Records from a data source
------------------------------
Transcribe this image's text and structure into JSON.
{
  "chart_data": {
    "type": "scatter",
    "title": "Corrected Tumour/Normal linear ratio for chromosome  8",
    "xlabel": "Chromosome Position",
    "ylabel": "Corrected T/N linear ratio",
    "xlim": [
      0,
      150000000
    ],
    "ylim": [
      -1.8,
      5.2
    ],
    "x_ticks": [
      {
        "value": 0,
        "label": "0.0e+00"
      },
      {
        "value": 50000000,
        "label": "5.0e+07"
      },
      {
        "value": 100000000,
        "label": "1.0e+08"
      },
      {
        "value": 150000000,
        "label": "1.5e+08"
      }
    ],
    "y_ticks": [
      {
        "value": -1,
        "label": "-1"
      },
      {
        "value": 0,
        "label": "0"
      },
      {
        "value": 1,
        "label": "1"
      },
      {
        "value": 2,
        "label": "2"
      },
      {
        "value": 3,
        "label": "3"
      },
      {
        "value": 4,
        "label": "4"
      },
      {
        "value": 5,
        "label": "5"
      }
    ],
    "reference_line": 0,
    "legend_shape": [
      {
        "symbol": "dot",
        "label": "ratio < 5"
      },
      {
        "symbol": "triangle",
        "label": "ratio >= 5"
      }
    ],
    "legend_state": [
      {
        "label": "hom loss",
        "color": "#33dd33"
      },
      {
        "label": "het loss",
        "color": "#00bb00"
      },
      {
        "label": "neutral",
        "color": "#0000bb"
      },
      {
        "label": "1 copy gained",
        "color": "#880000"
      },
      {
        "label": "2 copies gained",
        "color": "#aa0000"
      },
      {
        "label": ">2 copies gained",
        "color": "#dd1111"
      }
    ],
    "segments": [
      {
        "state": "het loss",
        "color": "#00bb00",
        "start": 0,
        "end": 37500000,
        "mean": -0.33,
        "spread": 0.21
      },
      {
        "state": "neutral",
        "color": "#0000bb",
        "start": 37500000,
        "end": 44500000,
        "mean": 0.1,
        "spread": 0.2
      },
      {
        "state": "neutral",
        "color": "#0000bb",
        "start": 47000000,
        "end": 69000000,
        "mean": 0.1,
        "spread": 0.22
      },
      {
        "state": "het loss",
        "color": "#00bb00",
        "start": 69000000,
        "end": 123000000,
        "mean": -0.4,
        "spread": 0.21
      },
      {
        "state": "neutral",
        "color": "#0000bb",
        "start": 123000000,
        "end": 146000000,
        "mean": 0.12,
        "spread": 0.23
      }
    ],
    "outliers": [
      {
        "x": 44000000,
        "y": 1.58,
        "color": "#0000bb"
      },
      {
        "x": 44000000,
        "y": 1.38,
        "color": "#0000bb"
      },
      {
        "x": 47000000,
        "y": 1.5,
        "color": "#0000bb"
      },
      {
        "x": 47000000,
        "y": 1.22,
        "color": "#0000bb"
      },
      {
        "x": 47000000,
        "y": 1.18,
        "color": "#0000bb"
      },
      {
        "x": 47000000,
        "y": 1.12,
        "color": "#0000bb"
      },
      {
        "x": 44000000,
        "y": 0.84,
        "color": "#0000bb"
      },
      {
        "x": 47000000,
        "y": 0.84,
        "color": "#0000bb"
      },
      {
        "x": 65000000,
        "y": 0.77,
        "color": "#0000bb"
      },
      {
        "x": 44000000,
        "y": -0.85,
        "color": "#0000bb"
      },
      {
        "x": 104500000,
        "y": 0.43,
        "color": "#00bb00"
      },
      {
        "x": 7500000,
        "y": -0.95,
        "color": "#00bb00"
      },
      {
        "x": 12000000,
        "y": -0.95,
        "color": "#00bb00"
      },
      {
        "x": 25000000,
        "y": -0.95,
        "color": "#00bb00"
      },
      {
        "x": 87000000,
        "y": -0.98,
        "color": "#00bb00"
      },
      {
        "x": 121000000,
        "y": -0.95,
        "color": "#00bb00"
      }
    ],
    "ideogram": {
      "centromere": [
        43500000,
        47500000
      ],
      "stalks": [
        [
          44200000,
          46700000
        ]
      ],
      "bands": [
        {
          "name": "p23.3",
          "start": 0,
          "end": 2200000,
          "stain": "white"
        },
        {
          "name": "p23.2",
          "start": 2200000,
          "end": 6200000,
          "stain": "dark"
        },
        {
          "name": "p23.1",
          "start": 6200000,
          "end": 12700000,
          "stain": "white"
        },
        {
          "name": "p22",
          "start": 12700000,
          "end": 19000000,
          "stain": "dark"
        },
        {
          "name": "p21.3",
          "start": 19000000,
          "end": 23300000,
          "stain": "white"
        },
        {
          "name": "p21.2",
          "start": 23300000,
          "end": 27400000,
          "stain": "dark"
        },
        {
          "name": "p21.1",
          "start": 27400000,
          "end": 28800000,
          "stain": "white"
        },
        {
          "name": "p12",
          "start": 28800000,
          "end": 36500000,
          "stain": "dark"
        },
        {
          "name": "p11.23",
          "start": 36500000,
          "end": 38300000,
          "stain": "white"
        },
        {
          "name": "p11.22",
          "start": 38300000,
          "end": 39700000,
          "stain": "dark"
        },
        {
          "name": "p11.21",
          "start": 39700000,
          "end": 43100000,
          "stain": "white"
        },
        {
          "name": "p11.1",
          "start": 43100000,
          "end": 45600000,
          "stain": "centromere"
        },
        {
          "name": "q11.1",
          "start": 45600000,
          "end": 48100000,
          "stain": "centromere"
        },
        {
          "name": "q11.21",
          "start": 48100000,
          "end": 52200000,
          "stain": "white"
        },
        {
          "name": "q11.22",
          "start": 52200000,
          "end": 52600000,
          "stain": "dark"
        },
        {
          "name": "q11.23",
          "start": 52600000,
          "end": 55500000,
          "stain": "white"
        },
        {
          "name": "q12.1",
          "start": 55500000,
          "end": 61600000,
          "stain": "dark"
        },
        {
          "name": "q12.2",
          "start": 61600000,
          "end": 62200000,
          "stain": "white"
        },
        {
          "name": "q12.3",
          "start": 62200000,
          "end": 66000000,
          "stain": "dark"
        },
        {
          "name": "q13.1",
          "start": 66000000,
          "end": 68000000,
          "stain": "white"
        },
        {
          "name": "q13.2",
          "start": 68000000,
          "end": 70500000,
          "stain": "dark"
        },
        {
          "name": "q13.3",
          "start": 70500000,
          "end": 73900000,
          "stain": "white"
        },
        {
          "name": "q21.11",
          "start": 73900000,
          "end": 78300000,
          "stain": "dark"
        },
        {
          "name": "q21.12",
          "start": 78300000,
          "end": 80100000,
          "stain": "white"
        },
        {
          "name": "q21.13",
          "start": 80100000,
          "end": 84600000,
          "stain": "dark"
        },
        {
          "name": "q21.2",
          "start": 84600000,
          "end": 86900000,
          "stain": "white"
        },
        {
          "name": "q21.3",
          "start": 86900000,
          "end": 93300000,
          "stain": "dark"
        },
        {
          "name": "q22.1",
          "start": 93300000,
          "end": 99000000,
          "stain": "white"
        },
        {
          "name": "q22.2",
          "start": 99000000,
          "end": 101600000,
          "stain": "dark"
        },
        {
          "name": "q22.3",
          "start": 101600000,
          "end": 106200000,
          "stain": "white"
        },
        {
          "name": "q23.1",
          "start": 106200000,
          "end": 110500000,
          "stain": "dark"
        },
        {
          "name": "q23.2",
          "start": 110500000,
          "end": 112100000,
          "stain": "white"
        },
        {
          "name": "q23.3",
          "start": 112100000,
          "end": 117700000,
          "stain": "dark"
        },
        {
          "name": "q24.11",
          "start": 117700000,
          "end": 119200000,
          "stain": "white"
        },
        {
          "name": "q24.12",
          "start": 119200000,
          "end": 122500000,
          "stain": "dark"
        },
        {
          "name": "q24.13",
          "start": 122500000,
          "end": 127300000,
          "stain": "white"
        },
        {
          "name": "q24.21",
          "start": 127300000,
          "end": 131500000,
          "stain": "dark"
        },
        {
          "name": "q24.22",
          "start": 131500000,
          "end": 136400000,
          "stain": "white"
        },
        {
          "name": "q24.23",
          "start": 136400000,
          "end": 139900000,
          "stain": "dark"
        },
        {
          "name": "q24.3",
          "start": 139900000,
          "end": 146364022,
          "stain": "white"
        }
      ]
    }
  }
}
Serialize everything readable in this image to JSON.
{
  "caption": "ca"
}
------------------------------
> _The exercise_
Pick out each line containing the string "ratio" and copy it.

> _Response below_
    "title": "Corrected Tumour/Normal linear ratio for chromosome  8",
    "ylabel": "Corrected T/N linear ratio",
        "label": "ratio < 5"
        "label": "ratio >= 5"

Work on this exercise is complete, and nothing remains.